> WRITTEN REQUEST: Select from the data all lines with the word "title".

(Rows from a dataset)
▼▼▼
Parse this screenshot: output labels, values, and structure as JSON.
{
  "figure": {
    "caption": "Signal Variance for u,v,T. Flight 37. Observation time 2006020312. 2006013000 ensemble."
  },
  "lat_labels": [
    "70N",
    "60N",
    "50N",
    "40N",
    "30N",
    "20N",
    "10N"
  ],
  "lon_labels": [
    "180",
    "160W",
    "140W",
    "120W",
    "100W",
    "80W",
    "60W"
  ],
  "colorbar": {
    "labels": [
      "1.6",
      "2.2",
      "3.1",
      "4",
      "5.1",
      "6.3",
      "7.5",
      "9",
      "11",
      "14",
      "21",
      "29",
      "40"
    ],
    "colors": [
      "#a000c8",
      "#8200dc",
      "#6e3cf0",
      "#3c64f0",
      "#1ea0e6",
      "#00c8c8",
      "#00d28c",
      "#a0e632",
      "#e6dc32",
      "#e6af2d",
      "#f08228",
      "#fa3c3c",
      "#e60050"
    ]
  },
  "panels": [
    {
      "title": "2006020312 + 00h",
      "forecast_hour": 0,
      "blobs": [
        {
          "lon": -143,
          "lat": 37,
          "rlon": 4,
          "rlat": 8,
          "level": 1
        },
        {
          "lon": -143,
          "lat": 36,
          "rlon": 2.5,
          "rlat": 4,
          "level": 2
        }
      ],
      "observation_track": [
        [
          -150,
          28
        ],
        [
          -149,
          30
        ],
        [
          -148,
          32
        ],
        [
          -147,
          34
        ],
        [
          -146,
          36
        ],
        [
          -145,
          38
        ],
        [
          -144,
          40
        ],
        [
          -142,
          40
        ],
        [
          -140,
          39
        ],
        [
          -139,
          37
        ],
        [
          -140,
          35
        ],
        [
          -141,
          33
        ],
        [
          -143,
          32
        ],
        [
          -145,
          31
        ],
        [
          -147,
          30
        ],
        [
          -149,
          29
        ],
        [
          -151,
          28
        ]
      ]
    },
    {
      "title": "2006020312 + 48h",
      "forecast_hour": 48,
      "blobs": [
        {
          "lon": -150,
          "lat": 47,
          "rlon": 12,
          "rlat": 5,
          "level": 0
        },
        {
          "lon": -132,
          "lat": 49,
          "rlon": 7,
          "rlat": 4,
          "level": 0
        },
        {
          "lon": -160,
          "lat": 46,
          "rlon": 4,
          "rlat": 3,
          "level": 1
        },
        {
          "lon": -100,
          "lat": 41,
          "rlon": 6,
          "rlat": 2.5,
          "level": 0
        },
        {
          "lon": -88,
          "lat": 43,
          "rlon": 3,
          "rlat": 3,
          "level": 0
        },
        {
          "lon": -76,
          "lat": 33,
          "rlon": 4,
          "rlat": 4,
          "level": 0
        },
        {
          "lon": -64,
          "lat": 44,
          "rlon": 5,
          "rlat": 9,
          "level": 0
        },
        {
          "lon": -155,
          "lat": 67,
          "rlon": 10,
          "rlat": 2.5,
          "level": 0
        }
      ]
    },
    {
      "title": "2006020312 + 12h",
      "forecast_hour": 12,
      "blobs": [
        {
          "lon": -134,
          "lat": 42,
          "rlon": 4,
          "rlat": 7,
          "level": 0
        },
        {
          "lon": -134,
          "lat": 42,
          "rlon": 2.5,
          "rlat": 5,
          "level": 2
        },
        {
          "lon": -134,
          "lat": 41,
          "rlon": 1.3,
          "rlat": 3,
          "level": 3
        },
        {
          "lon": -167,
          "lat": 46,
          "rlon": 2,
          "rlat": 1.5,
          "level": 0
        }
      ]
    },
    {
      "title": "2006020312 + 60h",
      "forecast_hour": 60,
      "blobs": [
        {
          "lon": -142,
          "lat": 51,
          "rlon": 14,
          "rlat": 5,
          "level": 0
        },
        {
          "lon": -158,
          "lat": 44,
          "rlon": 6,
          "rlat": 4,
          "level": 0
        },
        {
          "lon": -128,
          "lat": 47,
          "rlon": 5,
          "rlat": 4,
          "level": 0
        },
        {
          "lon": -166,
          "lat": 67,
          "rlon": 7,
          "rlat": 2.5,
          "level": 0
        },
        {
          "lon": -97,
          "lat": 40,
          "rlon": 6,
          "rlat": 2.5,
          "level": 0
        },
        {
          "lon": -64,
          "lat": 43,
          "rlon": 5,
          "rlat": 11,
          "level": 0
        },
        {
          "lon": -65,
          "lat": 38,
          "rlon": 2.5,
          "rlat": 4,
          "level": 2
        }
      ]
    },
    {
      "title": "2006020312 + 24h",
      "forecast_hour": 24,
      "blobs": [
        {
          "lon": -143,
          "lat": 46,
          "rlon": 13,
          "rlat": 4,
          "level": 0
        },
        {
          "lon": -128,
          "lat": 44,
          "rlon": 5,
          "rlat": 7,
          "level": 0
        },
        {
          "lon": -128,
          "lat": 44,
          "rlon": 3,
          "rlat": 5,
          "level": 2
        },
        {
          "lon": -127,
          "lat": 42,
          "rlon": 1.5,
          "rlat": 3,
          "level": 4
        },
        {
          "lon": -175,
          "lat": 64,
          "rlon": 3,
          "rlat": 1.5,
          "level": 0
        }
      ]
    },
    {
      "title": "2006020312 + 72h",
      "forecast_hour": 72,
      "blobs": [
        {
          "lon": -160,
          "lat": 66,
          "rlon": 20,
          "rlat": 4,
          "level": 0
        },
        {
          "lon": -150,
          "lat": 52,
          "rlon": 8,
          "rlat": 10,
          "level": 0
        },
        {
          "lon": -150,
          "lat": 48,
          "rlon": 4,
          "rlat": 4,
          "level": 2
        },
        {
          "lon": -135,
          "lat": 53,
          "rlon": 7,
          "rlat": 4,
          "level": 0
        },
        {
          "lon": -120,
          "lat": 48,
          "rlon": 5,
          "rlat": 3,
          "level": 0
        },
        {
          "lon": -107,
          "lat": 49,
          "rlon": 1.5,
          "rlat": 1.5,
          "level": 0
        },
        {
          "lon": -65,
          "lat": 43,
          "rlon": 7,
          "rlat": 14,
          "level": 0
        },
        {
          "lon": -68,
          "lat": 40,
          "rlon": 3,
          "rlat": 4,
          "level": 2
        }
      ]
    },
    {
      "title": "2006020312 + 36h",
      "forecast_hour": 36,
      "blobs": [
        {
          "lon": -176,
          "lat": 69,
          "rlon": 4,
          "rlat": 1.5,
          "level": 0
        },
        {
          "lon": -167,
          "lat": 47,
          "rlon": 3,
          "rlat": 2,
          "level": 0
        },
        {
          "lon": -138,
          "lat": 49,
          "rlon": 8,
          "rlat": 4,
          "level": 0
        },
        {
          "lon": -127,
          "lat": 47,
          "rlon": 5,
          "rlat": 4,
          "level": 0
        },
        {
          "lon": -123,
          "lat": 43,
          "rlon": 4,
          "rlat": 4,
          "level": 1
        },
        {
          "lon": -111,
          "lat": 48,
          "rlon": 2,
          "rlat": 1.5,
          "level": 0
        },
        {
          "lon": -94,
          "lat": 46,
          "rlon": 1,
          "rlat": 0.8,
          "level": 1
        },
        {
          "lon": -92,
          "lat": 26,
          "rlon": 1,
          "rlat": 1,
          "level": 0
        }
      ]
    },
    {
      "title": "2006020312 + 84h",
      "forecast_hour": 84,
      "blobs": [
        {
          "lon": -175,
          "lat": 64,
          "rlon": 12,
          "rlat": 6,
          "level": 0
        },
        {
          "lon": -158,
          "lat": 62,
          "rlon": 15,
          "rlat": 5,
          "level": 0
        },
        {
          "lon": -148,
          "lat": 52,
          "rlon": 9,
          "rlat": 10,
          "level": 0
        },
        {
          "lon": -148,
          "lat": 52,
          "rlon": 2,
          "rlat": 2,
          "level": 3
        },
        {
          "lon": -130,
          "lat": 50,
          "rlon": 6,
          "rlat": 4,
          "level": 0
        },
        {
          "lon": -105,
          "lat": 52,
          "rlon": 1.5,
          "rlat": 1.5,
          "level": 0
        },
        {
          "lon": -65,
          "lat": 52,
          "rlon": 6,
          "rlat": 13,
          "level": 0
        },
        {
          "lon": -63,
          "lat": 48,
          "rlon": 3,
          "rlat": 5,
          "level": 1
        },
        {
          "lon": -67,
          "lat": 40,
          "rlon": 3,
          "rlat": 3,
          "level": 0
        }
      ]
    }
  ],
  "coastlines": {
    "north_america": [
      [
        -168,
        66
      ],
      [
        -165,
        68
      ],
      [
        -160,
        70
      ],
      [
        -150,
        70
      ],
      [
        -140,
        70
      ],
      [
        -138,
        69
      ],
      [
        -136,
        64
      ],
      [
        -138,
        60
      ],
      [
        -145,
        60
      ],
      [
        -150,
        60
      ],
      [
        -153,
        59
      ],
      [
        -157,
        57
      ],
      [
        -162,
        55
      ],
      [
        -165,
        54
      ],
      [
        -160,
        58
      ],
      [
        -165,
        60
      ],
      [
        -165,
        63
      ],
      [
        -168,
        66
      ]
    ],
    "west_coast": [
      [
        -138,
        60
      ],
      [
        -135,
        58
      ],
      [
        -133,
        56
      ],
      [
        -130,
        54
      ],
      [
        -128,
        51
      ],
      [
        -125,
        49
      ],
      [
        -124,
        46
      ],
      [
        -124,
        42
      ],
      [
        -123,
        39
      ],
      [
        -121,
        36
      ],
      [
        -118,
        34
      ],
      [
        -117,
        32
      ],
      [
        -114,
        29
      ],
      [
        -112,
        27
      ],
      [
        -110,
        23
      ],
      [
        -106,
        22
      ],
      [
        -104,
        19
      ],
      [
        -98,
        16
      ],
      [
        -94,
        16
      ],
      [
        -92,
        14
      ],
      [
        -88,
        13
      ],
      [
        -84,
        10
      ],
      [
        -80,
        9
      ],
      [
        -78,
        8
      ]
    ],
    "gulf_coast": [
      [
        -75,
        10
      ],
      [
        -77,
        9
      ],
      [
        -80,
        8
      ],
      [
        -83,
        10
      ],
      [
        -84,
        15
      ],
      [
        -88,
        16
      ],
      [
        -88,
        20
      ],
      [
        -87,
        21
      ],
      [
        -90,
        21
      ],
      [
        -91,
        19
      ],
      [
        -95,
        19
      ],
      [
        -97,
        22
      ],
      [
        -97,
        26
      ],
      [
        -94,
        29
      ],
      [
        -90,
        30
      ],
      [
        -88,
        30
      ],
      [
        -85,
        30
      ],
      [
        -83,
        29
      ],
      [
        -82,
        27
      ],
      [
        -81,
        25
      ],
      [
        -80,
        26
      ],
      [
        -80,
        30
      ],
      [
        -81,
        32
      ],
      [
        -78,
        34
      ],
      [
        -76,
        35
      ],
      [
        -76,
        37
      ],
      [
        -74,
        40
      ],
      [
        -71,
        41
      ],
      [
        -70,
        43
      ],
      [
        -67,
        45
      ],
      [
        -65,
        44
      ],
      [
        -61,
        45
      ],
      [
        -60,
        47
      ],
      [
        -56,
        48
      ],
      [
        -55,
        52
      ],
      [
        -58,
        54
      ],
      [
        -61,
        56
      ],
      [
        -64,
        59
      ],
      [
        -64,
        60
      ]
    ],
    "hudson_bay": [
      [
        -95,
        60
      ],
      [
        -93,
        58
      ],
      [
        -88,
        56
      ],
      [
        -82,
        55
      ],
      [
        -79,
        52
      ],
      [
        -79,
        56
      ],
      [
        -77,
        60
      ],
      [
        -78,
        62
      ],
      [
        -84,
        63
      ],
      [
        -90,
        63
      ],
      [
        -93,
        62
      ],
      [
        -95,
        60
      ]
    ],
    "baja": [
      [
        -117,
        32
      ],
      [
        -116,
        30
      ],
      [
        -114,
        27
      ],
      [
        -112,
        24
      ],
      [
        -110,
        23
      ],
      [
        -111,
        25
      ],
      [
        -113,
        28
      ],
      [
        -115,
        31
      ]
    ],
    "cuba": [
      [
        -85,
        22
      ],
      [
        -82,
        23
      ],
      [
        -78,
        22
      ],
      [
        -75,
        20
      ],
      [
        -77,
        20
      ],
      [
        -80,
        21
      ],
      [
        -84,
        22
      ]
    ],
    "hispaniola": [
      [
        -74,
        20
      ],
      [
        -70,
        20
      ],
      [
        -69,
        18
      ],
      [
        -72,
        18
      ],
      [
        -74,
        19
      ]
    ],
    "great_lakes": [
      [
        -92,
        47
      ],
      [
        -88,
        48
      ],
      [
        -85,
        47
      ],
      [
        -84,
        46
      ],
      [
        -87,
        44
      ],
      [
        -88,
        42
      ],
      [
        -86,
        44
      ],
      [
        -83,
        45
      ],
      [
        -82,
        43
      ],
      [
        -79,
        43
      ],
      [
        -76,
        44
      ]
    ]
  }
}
▲▲▲
> COMPLETE RESPONSE:
      "title": "2006020312 + 00h",
      "title": "2006020312 + 48h",
      "title": "2006020312 + 12h",
      "title": "2006020312 + 60h",
      "title": "2006020312 + 24h",
      "title": "2006020312 + 72h",
      "title": "2006020312 + 36h",
      "title": "2006020312 + 84h",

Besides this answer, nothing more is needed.